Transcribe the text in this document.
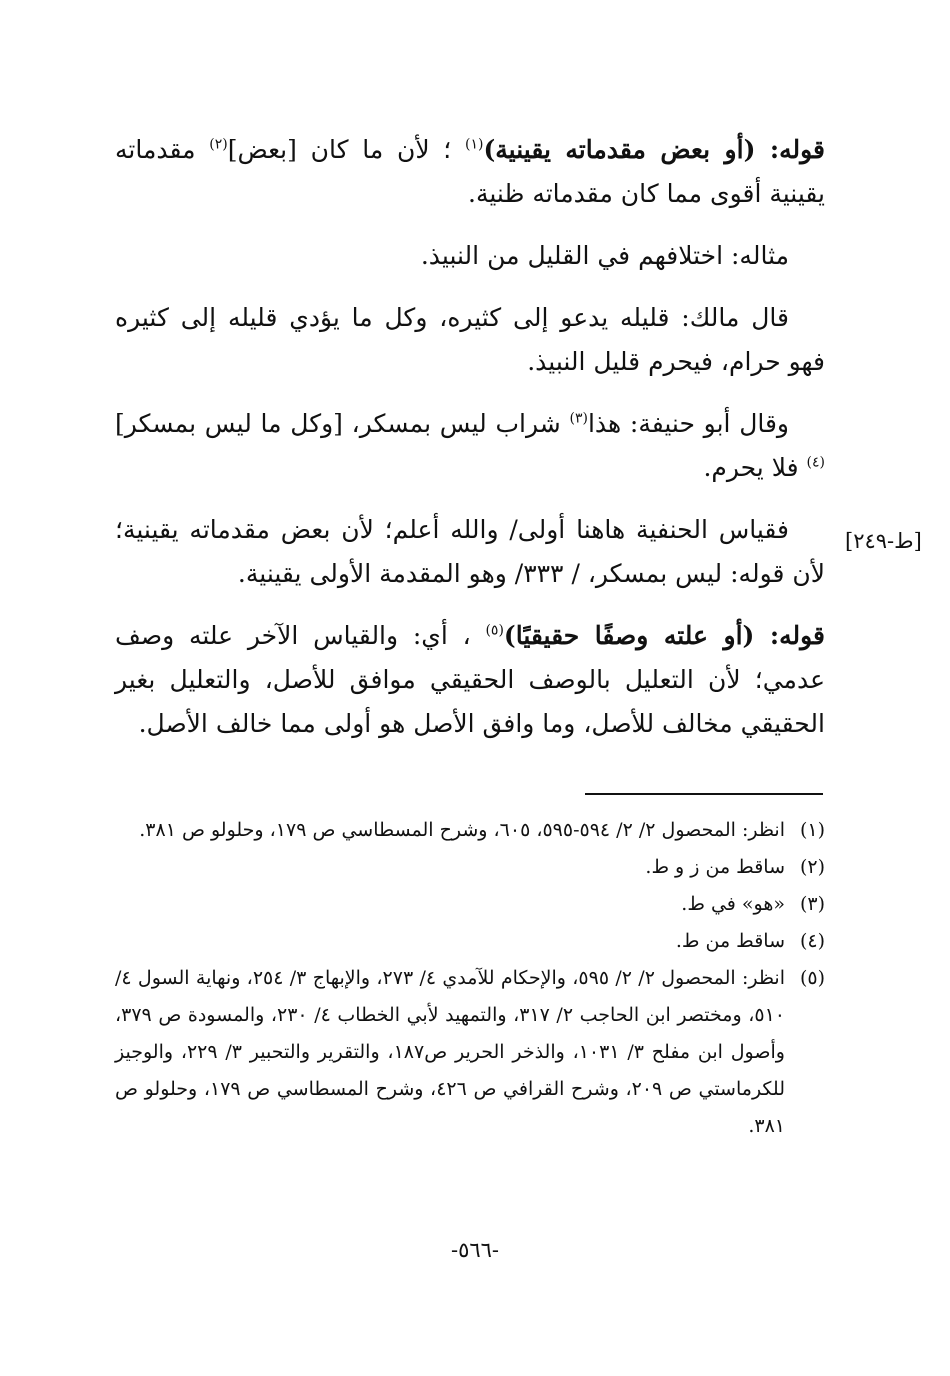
[ط-٢٤٩]

قوله: (أو بعض مقدماته يقينية)$^{(١)}$ ؛ لأن ما كان [بعض]$^{(٢)}$ مقدماته يقينية أقوى مما كان مقدماته ظنية.

مثاله: اختلافهم في القليل من النبيذ.

قال مالك: قليله يدعو إلى كثيره، وكل ما يؤدي قليله إلى كثيره فهو حرام، فيحرم قليل النبيذ.

وقال أبو حنيفة: هذا$^{(٣)}$ شراب ليس بمسكر، [وكل ما ليس بمسكر]$^{(٤)}$ فلا يحرم.

فقياس الحنفية هاهنا أولى/ والله أعلم؛ لأن بعض مقدماته يقينية؛ لأن قوله: ليس بمسكر، / ٣٣٣/ وهو المقدمة الأولى يقينية.

قوله: (أو علته وصفًا حقيقيًا)$^{(٥)}$ ، أي: والقياس الآخر علته وصف عدمي؛ لأن التعليل بالوصف الحقيقي موافق للأصل، والتعليل بغير الحقيقي مخالف للأصل، وما وافق الأصل هو أولى مما خالف الأصل.

(١)
انظر: المحصول ٢/ ٢/ ٥٩٤-٥٩٥، ٦٠٥، وشرح المسطاسي ص ١٧٩، وحلولو ص ٣٨١.
(٢)
ساقط من ز و ط.
(٣)
«هو» في ط.
(٤)
ساقط من ط.
(٥)
انظر: المحصول ٢/ ٢/ ٥٩٥، والإحكام للآمدي ٤/ ٢٧٣، والإبهاج ٣/ ٢٥٤، ونهاية السول ٤/ ٥١٠، ومختصر ابن الحاجب ٢/ ٣١٧، والتمهيد لأبي الخطاب ٤/ ٢٣٠، والمسودة ص ٣٧٩، وأصول ابن مفلح ٣/ ١٠٣١، والذخر الحرير ص١٨٧، والتقرير والتحبير ٣/ ٢٢٩، والوجيز للكرماستي ص ٢٠٩، وشرح القرافي ص ٤٢٦، وشرح المسطاسي ص ١٧٩، وحلولو ص ٣٨١.
-٥٦٦-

● **WORK TO DO**: Filter out all lines lacking the word "وحلولو" and copy the rest.

● **CORRECT OUTPUT**:
انظر: المحصول ٢/ ٢/ ٥٩٤-٥٩٥، ٦٠٥، وشرح المسطاسي ص ١٧٩، وحلولو ص ٣٨١.
انظر: المحصول ٢/ ٢/ ٥٩٥، والإحكام للآمدي ٤/ ٢٧٣، والإبهاج ٣/ ٢٥٤، ونهاية السول ٤/ ٥١٠، ومختصر ابن الحاجب ٢/ ٣١٧، والتمهيد لأبي الخطاب ٤/ ٢٣٠، والمسودة ص ٣٧٩، وأصول ابن مفلح ٣/ ١٠٣١، والذخر الحرير ص١٨٧، والتقرير والتحبير ٣/ ٢٢٩، والوجيز للكرماستي ص ٢٠٩، وشرح القرافي ص ٤٢٦، وشرح المسطاسي ص ١٧٩، وحلولو ص ٣٨١.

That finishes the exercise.